# Work to be completed
Lines that include the word "this" are the ones to copy.

** start Input records **

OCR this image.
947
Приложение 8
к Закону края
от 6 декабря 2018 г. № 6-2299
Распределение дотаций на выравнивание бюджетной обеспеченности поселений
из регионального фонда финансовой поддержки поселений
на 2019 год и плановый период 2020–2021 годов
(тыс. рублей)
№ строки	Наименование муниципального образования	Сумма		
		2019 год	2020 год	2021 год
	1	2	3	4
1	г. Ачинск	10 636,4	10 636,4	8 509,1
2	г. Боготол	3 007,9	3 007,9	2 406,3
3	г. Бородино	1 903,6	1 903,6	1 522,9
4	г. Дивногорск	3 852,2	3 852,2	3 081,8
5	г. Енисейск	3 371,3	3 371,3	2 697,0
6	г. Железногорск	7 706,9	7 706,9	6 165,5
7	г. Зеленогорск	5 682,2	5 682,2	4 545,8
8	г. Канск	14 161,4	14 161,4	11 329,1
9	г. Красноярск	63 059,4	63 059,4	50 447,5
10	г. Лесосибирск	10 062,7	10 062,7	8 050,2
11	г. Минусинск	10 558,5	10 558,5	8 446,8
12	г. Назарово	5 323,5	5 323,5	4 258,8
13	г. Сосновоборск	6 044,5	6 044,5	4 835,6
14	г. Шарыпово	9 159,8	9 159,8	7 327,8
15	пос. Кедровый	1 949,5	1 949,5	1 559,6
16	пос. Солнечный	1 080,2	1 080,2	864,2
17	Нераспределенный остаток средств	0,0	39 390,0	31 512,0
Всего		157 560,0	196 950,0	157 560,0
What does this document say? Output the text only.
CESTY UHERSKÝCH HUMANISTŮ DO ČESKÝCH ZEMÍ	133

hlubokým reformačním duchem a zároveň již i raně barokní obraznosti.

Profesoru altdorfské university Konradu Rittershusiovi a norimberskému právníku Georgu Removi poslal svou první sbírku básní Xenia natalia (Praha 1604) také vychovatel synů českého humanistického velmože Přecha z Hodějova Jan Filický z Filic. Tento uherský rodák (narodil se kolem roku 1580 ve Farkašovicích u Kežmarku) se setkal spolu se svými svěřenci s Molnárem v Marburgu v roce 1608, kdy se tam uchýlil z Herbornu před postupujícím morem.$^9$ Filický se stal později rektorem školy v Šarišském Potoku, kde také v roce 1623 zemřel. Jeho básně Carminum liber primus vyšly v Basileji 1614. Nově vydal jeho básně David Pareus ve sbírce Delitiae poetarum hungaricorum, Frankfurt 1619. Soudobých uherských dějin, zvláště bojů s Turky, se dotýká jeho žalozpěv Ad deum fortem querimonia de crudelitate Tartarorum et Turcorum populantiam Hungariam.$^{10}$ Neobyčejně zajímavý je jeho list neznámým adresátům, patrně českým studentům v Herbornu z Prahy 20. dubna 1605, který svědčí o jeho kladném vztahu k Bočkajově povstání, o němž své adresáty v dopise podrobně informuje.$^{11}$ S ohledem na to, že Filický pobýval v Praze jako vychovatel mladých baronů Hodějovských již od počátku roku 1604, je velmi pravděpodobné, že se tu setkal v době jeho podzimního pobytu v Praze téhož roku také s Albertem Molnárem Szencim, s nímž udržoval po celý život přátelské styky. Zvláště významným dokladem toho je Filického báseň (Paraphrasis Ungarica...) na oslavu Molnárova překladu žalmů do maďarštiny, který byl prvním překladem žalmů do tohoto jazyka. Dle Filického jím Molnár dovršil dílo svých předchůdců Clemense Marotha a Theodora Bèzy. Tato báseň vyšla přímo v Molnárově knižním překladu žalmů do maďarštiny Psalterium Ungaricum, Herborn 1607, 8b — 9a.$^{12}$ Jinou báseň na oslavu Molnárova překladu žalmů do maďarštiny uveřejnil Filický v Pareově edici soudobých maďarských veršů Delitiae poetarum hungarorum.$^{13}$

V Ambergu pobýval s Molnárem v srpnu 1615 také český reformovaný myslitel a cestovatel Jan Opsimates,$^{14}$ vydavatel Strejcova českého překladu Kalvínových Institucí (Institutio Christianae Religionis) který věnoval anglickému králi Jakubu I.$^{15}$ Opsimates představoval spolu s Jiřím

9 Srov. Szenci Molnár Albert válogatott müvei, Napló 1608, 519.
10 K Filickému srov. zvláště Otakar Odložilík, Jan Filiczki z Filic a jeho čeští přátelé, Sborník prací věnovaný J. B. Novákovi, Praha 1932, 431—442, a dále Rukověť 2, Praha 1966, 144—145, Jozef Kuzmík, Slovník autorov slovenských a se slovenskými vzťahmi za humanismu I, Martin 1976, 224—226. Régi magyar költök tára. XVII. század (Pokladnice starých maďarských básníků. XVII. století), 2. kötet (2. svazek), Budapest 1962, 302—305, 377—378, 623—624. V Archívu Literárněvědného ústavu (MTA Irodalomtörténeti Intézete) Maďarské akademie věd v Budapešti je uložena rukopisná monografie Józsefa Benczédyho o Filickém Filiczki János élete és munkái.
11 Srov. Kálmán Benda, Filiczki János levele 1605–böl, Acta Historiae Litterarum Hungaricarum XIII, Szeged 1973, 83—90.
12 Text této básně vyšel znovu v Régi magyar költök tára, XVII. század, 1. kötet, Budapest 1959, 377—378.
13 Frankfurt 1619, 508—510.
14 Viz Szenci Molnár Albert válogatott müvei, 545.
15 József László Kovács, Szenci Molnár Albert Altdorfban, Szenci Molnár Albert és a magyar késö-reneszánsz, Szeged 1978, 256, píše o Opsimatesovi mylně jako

** end Input records **

# Correct response
OCR this image.
What does this document say? Output the text only.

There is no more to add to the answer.